Description of the task
What is the number of lines containing the word "where"? Give that number alone.

── Data section

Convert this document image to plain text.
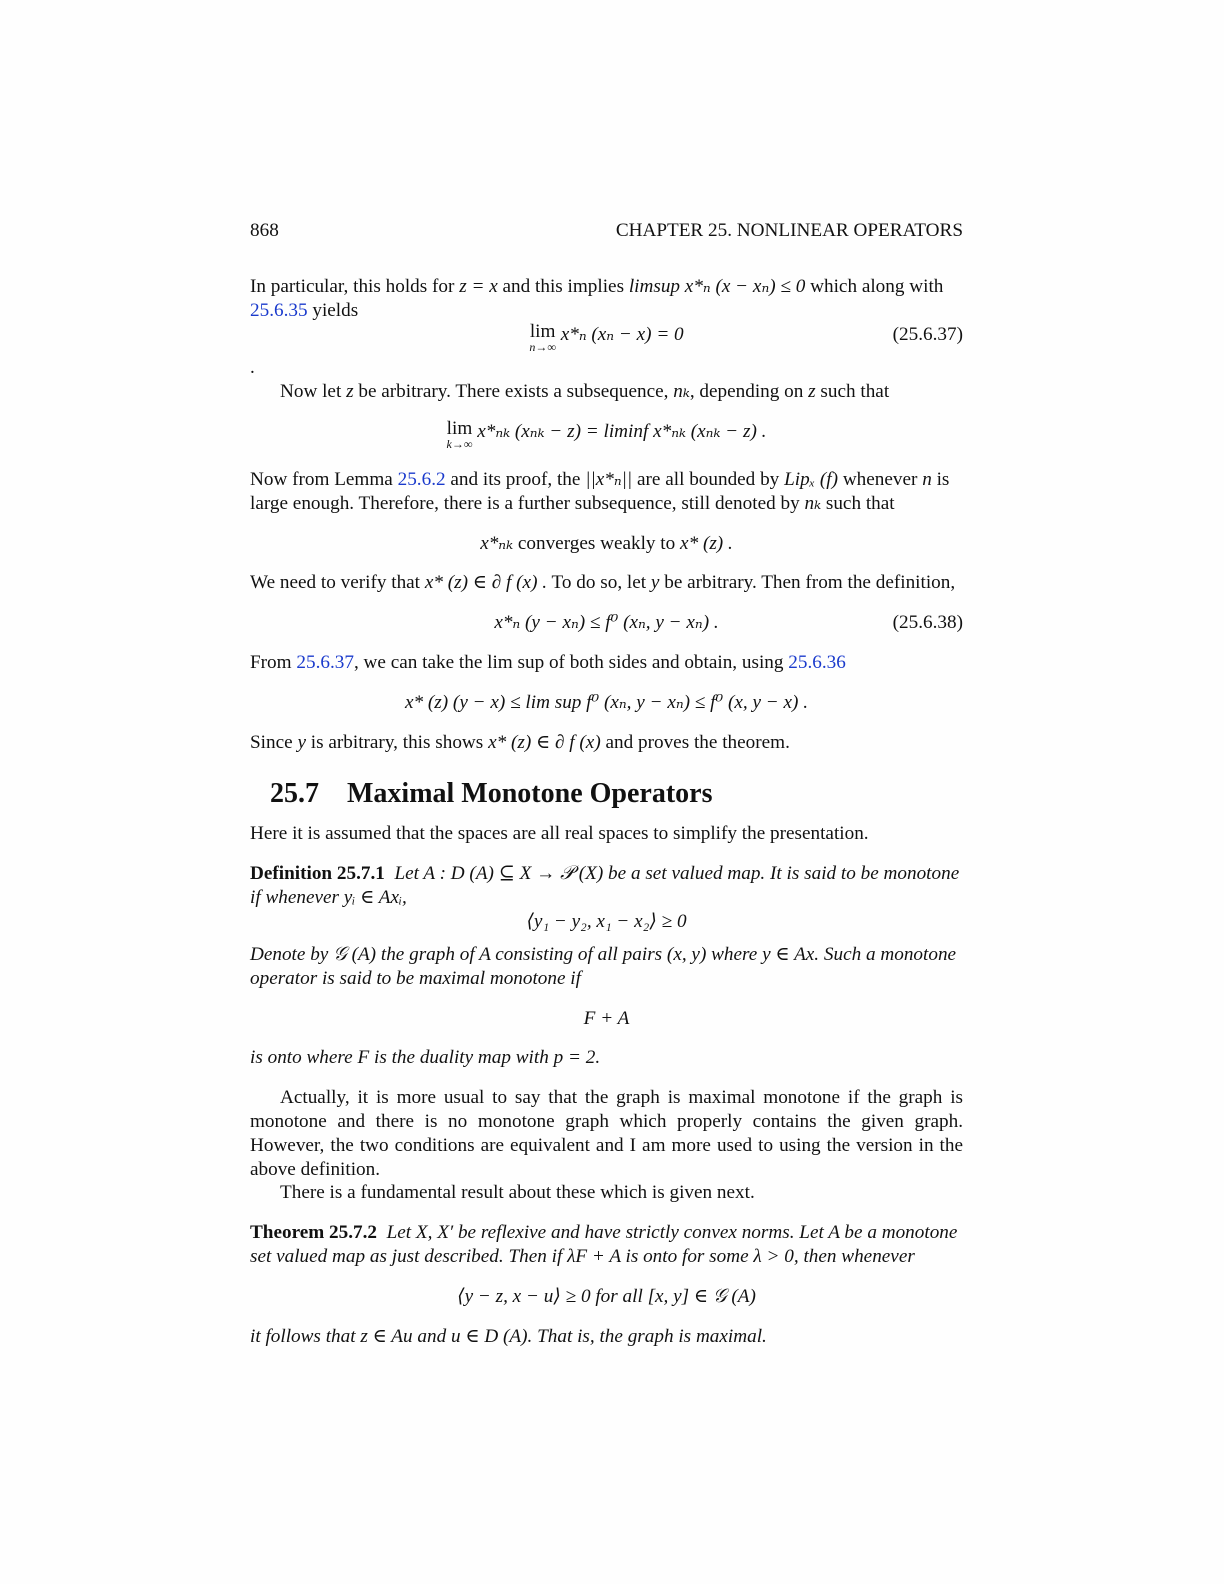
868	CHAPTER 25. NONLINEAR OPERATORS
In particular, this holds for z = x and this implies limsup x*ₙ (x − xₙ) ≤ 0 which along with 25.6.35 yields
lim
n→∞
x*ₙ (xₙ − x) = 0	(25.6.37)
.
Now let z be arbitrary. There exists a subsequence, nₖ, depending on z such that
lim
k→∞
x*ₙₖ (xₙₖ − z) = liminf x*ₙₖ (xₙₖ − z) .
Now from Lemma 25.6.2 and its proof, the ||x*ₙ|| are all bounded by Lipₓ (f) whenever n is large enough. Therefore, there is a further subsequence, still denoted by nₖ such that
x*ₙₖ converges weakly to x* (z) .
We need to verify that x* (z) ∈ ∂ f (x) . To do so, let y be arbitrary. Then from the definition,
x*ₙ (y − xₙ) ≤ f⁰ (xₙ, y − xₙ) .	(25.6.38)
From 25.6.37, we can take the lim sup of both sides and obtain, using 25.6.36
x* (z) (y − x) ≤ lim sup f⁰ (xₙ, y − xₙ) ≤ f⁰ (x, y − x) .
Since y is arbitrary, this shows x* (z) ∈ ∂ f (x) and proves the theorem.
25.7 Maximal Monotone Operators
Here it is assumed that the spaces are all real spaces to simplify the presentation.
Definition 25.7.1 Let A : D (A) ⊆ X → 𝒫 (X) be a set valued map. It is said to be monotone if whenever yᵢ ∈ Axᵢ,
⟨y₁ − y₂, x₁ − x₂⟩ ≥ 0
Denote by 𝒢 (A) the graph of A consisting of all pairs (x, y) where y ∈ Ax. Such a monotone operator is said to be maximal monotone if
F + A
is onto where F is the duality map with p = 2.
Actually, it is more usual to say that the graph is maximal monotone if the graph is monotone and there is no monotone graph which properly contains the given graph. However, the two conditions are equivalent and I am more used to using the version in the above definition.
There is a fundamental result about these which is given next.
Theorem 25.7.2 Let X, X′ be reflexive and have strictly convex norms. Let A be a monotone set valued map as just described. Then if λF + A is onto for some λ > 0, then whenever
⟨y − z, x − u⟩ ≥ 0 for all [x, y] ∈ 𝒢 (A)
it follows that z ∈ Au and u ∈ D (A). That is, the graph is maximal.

────
── Data section

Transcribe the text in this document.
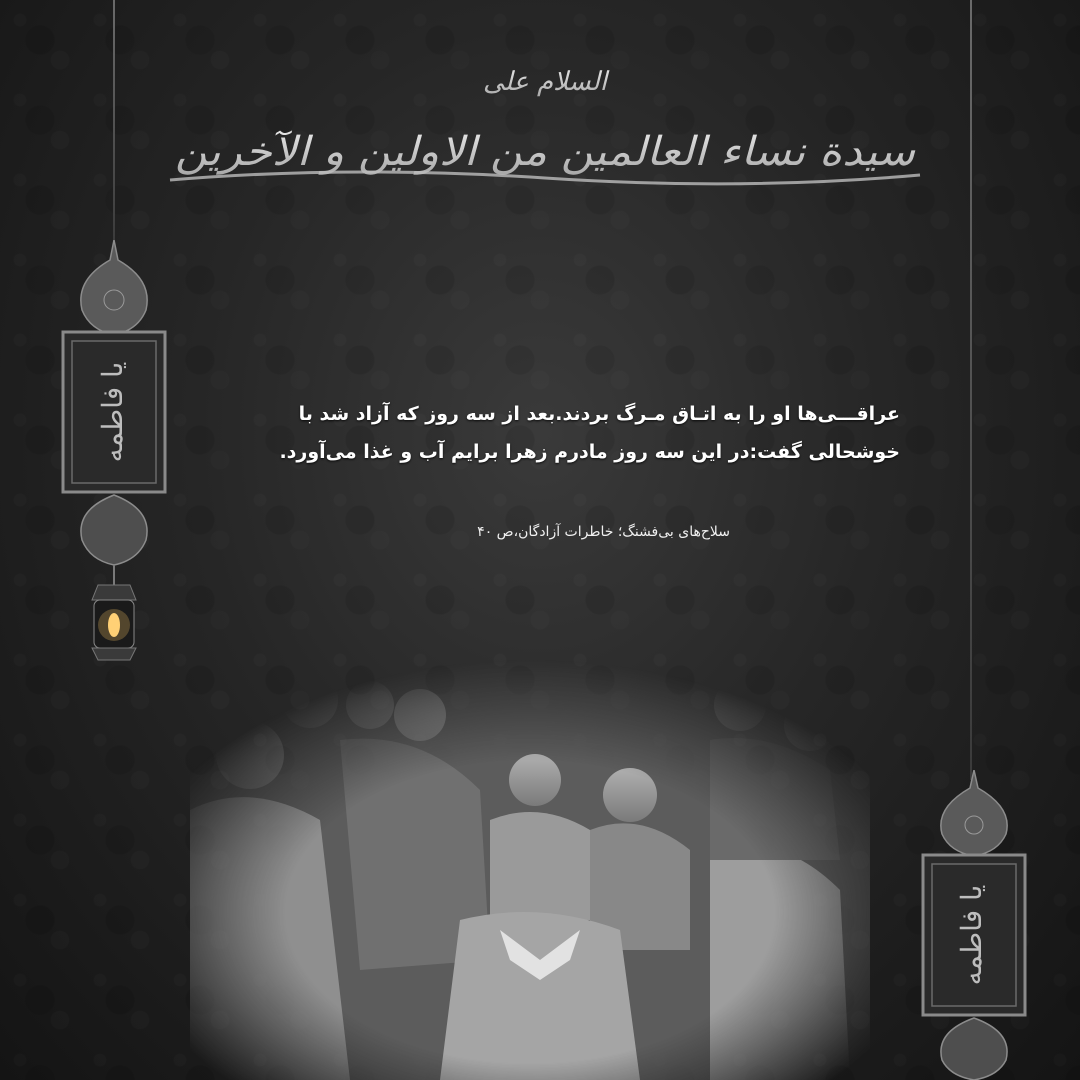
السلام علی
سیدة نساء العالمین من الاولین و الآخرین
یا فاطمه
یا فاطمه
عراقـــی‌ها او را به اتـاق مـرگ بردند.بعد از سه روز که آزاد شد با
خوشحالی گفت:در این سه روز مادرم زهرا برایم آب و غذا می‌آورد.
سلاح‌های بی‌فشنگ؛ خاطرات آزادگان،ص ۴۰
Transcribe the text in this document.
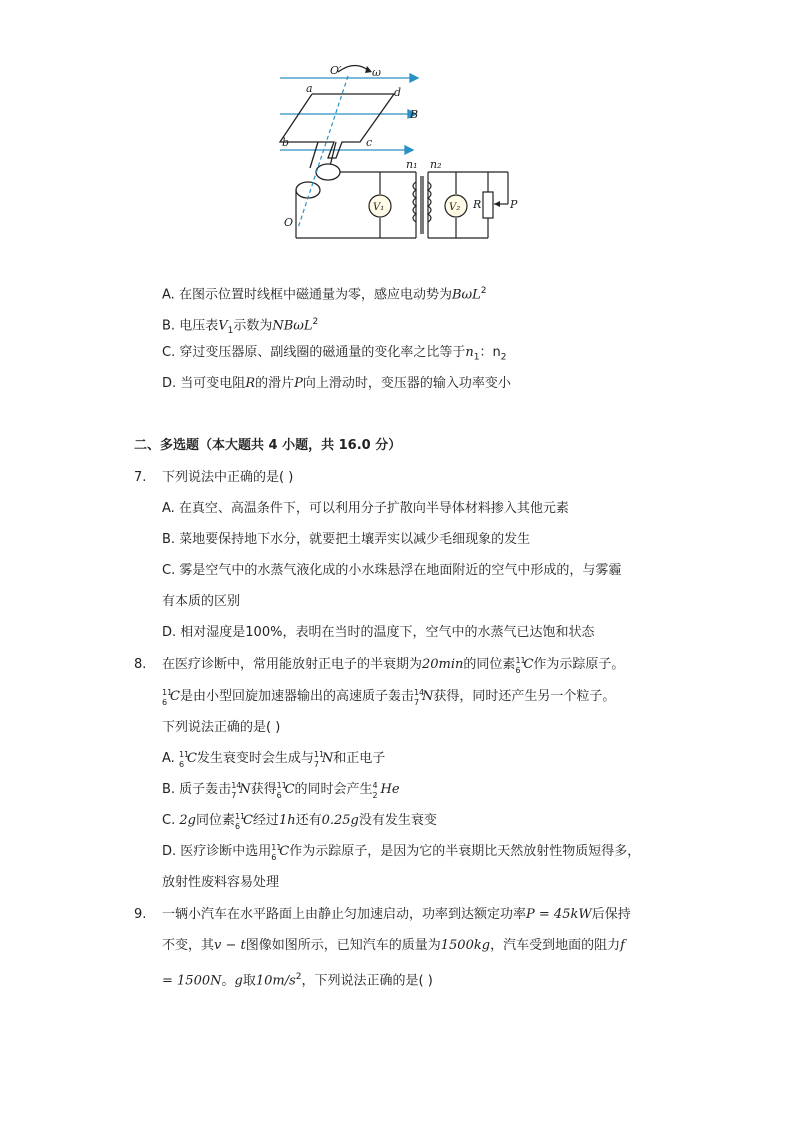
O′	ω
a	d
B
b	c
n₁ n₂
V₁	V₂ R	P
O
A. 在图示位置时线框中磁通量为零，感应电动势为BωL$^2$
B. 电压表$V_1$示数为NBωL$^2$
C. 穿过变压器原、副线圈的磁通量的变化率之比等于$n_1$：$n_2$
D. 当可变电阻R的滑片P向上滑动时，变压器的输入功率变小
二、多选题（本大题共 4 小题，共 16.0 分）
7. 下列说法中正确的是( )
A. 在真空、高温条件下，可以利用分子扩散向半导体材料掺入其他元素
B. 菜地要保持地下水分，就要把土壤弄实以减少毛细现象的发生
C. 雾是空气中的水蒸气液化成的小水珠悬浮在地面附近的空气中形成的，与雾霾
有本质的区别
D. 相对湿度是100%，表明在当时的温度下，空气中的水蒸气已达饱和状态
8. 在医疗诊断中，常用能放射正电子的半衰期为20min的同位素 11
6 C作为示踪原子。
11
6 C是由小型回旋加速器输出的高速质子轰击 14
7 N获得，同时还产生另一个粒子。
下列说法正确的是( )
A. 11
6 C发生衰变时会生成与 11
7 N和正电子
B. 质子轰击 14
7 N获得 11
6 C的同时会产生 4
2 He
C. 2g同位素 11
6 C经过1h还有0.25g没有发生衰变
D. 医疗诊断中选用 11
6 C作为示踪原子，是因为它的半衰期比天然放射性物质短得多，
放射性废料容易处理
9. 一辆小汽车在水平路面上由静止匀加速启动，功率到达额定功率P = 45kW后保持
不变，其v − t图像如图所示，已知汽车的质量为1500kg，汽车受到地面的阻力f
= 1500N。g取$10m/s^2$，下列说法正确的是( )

────

Response to this exercise
2